## What to do
Please rewrite the entries starting at the line with "Decompose this screenshot" and ending at the line with "tick — [0, 517, 4, 525]", renaming "hex nut" to "hexagon nut" and leaving everything else unchanged.

## Data rows

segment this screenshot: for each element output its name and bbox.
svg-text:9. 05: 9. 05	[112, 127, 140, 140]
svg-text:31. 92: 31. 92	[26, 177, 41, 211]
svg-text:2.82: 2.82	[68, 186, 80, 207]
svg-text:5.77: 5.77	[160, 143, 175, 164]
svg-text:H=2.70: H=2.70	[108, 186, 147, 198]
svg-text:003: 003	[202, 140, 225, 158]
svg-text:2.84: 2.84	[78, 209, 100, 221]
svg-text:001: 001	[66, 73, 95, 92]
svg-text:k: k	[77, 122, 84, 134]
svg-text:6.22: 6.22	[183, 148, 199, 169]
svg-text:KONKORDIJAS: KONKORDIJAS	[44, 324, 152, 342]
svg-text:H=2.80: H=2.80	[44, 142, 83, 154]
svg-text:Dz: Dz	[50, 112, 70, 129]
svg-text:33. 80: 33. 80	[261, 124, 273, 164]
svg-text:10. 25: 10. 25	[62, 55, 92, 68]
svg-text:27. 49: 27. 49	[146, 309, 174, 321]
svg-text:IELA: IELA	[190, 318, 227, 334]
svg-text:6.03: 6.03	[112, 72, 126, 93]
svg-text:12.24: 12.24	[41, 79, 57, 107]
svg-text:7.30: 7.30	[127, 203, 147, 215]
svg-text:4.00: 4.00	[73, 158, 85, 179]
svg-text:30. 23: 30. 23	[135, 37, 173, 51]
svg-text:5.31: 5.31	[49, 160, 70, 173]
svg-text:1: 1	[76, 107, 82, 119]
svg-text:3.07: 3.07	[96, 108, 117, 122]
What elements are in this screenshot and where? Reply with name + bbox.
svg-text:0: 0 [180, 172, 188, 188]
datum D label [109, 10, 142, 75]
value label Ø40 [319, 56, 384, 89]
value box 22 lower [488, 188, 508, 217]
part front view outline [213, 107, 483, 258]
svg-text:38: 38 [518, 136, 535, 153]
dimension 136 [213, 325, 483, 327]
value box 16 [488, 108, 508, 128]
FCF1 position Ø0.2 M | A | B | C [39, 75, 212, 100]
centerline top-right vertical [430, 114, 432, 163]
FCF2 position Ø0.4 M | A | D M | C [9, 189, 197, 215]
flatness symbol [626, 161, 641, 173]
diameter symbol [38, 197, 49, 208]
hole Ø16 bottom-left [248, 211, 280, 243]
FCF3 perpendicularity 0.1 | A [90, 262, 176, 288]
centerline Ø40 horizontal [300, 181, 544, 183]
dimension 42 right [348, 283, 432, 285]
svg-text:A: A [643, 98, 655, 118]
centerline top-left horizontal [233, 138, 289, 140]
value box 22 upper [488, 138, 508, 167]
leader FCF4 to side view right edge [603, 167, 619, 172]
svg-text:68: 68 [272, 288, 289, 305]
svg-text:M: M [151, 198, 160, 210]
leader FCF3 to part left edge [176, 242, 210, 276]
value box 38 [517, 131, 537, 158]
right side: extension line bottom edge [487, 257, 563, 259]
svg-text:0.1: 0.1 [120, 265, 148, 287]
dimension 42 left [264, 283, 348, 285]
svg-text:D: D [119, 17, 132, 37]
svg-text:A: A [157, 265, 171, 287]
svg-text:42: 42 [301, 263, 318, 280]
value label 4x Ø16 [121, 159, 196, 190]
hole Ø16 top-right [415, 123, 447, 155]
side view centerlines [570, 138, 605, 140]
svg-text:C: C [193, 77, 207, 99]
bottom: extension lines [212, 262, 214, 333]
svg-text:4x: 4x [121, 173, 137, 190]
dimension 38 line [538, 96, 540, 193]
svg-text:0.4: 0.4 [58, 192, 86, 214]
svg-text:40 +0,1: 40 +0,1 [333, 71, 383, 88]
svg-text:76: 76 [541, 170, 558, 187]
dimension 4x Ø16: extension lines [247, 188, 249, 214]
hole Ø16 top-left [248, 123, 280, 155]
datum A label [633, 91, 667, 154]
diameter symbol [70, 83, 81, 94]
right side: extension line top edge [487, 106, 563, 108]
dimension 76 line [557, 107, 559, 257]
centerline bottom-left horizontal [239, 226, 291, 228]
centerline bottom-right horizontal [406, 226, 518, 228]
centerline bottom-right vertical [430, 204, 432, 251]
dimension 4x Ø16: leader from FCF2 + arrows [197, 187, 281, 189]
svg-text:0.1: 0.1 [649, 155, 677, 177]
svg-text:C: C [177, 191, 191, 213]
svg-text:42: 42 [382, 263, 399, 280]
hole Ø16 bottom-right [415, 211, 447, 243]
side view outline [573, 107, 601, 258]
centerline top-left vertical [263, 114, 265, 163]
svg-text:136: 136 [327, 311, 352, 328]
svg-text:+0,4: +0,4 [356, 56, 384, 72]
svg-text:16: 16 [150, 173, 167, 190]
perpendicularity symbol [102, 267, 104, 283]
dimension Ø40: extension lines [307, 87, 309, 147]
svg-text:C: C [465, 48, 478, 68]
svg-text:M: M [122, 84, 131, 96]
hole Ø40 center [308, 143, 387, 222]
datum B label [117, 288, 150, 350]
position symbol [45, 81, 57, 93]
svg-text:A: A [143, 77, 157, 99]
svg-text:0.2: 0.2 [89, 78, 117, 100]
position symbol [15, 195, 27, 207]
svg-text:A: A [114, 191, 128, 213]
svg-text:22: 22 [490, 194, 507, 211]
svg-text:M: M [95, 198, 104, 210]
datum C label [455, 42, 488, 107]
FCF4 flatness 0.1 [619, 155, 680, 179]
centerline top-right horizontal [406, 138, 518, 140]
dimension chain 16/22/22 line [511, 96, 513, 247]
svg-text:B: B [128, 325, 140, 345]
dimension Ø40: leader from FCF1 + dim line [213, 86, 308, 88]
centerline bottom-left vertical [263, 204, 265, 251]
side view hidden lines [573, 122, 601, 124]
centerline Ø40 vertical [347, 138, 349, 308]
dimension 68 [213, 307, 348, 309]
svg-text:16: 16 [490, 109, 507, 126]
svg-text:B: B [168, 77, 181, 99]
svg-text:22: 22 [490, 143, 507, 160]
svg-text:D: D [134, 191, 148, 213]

--

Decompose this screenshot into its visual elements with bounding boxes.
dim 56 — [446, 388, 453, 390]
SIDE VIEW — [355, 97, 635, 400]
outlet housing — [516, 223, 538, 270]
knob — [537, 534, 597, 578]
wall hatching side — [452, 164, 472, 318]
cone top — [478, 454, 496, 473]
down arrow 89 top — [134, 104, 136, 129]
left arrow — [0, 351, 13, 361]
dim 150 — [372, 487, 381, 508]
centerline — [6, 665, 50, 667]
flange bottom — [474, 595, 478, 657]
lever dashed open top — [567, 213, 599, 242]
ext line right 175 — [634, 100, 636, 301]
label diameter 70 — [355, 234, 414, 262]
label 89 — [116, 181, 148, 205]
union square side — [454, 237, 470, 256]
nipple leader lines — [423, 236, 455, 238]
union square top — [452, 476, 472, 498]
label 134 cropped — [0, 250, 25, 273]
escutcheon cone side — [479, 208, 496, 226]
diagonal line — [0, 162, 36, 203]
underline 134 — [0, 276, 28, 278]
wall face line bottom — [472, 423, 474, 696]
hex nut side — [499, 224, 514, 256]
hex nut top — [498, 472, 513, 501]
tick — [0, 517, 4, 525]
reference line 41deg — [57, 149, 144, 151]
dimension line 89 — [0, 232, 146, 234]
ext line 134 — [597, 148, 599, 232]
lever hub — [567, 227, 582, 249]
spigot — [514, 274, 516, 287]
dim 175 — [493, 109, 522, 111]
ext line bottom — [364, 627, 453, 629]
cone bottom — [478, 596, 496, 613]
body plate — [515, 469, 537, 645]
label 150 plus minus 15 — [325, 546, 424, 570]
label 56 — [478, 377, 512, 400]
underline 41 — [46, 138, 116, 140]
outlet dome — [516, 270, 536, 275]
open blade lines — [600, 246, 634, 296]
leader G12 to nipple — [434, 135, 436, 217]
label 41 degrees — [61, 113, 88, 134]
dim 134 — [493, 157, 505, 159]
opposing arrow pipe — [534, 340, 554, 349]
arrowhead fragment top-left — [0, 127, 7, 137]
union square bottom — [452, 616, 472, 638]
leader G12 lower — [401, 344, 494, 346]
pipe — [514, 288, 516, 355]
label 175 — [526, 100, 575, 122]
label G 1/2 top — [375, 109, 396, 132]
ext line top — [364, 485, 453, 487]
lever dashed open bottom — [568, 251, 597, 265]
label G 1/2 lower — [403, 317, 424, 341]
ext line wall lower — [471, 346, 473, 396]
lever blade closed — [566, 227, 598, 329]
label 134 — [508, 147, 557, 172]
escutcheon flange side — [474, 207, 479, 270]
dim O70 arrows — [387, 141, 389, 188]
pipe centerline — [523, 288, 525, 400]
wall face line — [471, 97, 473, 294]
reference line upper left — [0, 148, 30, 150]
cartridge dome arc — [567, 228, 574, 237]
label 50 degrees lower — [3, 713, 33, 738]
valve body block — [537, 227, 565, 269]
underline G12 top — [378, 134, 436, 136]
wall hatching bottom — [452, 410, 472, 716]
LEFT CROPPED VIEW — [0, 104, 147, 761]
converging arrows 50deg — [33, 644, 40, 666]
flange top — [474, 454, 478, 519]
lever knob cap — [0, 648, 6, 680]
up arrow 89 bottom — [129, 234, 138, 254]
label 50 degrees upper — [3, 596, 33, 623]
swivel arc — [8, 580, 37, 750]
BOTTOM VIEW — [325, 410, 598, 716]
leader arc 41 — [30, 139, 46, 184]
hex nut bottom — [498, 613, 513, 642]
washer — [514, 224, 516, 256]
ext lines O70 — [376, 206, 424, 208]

## The solution
Decompose this screenshot into its visual elements with bounding boxes.
dim 56 — [446, 388, 453, 390]
SIDE VIEW — [355, 97, 635, 400]
outlet housing — [516, 223, 538, 270]
knob — [537, 534, 597, 578]
wall hatching side — [452, 164, 472, 318]
cone top — [478, 454, 496, 473]
down arrow 89 top — [134, 104, 136, 129]
left arrow — [0, 351, 13, 361]
dim 150 — [372, 487, 381, 508]
centerline — [6, 665, 50, 667]
flange bottom — [474, 595, 478, 657]
lever dashed open top — [567, 213, 599, 242]
ext line right 175 — [634, 100, 636, 301]
label diameter 70 — [355, 234, 414, 262]
label 89 — [116, 181, 148, 205]
union square side — [454, 237, 470, 256]
nipple leader lines — [423, 236, 455, 238]
union square top — [452, 476, 472, 498]
label 134 cropped — [0, 250, 25, 273]
escutcheon cone side — [479, 208, 496, 226]
diagonal line — [0, 162, 36, 203]
underline 134 — [0, 276, 28, 278]
wall face line bottom — [472, 423, 474, 696]
hexagon nut side — [499, 224, 514, 256]
hexagon nut top — [498, 472, 513, 501]
tick — [0, 517, 4, 525]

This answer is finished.